## start

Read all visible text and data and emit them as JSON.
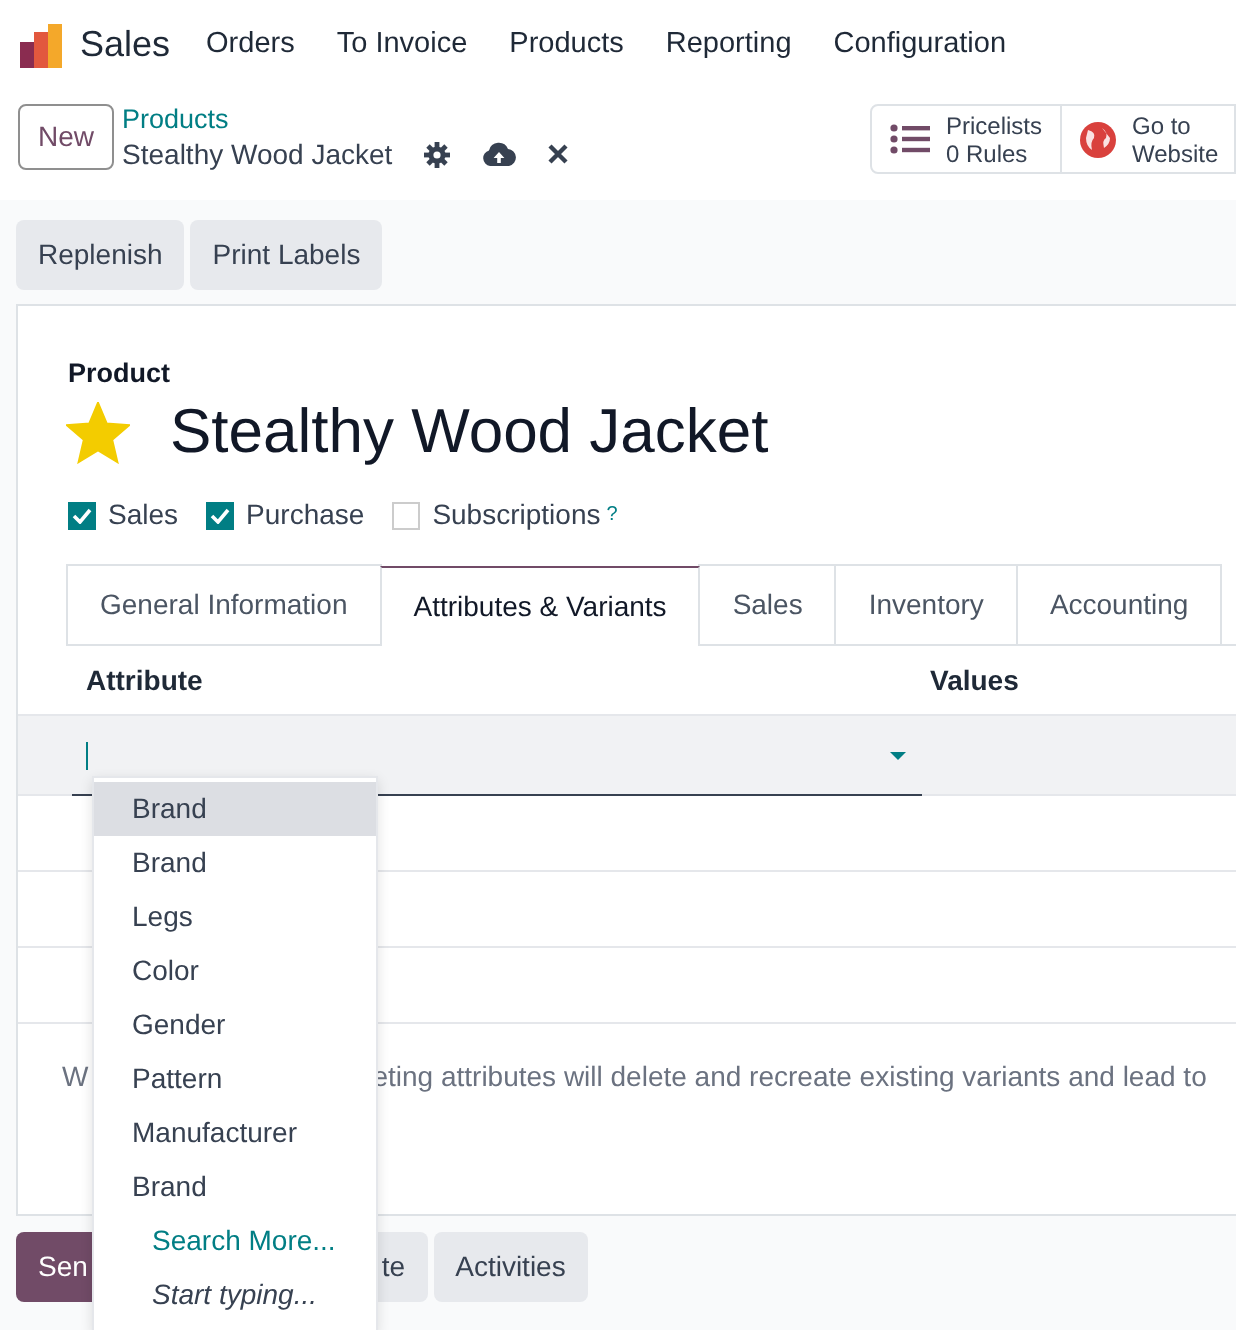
{
  "navbar": {
    "app": "Sales",
    "menus": [
      "Orders",
      "To Invoice",
      "Products",
      "Reporting",
      "Configuration"
    ]
  },
  "breadcrumb": {
    "new_button": "New",
    "parent": "Products",
    "current": "Stealthy Wood Jacket"
  },
  "smart_buttons": [
    {
      "kind": "list",
      "label": "Pricelists",
      "value": "0 Rules"
    },
    {
      "kind": "globe",
      "label": "Go to Website"
    }
  ],
  "actions": [
    "Replenish",
    "Print Labels"
  ],
  "form": {
    "label": "Product",
    "title": "Stealthy Wood Jacket",
    "starred": true,
    "options": [
      {
        "label": "Sales",
        "checked": true
      },
      {
        "label": "Purchase",
        "checked": true
      },
      {
        "label": "Subscriptions",
        "checked": false,
        "help": "?"
      }
    ],
    "tabs": [
      {
        "label": "General Information",
        "selected": false
      },
      {
        "label": "Attributes & Variants",
        "selected": true
      },
      {
        "label": "Sales",
        "selected": false
      },
      {
        "label": "Inventory",
        "selected": false
      },
      {
        "label": "Accounting",
        "selected": false
      }
    ],
    "table": {
      "columns": [
        "Attribute",
        "Values"
      ],
      "rows": [
        {
          "kind": "edit"
        },
        {
          "kind": "blank"
        },
        {
          "kind": "blank"
        },
        {
          "kind": "blank"
        }
      ]
    },
    "note": [
      "W",
      "eting attributes will delete and recreate existing variants and lead to"
    ]
  },
  "dropdown": [
    {
      "kind": "option",
      "label": "Brand",
      "selected": true
    },
    {
      "kind": "option",
      "label": "Brand",
      "selected": false
    },
    {
      "kind": "option",
      "label": "Legs",
      "selected": false
    },
    {
      "kind": "option",
      "label": "Color",
      "selected": false
    },
    {
      "kind": "option",
      "label": "Gender",
      "selected": false
    },
    {
      "kind": "option",
      "label": "Pattern",
      "selected": false
    },
    {
      "kind": "option",
      "label": "Manufacturer",
      "selected": false
    },
    {
      "kind": "option",
      "label": "Brand",
      "selected": false
    },
    {
      "kind": "search",
      "label": "Search More..."
    },
    {
      "kind": "hint",
      "label": "Start typing..."
    }
  ],
  "chatter": [
    {
      "kind": "primary",
      "label": "Sen"
    },
    {
      "kind": "secondary",
      "label": "te"
    },
    {
      "kind": "secondary",
      "label": "Activities"
    }
  ]
}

## end

Reproduce the material in its entirety and word for word, without the pictures.

Read all visible text and data and emit them as JSON.
{
  "navbar": {
    "app": "Sales",
    "menus": [
      "Orders",
      "To Invoice",
      "Products",
      "Reporting",
      "Configuration"
    ]
  },
  "breadcrumb": {
    "new_button": "New",
    "parent": "Products",
    "current": "Stealthy Wood Jacket"
  },
  "smart_buttons": [
    {
      "kind": "list",
      "label": "Pricelists",
      "value": "0 Rules"
    },
    {
      "kind": "globe",
      "label": "Go to Website"
    }
  ],
  "actions": [
    "Replenish",
    "Print Labels"
  ],
  "form": {
    "label": "Product",
    "title": "Stealthy Wood Jacket",
    "starred": true,
    "options": [
      {
        "label": "Sales",
        "checked": true
      },
      {
        "label": "Purchase",
        "checked": true
      },
      {
        "label": "Subscriptions",
        "checked": false,
        "help": "?"
      }
    ],
    "tabs": [
      {
        "label": "General Information",
        "selected": false
      },
      {
        "label": "Attributes & Variants",
        "selected": true
      },
      {
        "label": "Sales",
        "selected": false
      },
      {
        "label": "Inventory",
        "selected": false
      },
      {
        "label": "Accounting",
        "selected": false
      }
    ],
    "table": {
      "columns": [
        "Attribute",
        "Values"
      ],
      "rows": [
        {
          "kind": "edit"
        },
        {
          "kind": "blank"
        },
        {
          "kind": "blank"
        },
        {
          "kind": "blank"
        }
      ]
    },
    "note": [
      "W",
      "eting attributes will delete and recreate existing variants and lead to"
    ]
  },
  "dropdown": [
    {
      "kind": "option",
      "label": "Brand",
      "selected": true
    },
    {
      "kind": "option",
      "label": "Brand",
      "selected": false
    },
    {
      "kind": "option",
      "label": "Legs",
      "selected": false
    },
    {
      "kind": "option",
      "label": "Color",
      "selected": false
    },
    {
      "kind": "option",
      "label": "Gender",
      "selected": false
    },
    {
      "kind": "option",
      "label": "Pattern",
      "selected": false
    },
    {
      "kind": "option",
      "label": "Manufacturer",
      "selected": false
    },
    {
      "kind": "option",
      "label": "Brand",
      "selected": false
    },
    {
      "kind": "search",
      "label": "Search More..."
    },
    {
      "kind": "hint",
      "label": "Start typing..."
    }
  ],
  "chatter": [
    {
      "kind": "primary",
      "label": "Sen"
    },
    {
      "kind": "secondary",
      "label": "te"
    },
    {
      "kind": "secondary",
      "label": "Activities"
    }
  ]
}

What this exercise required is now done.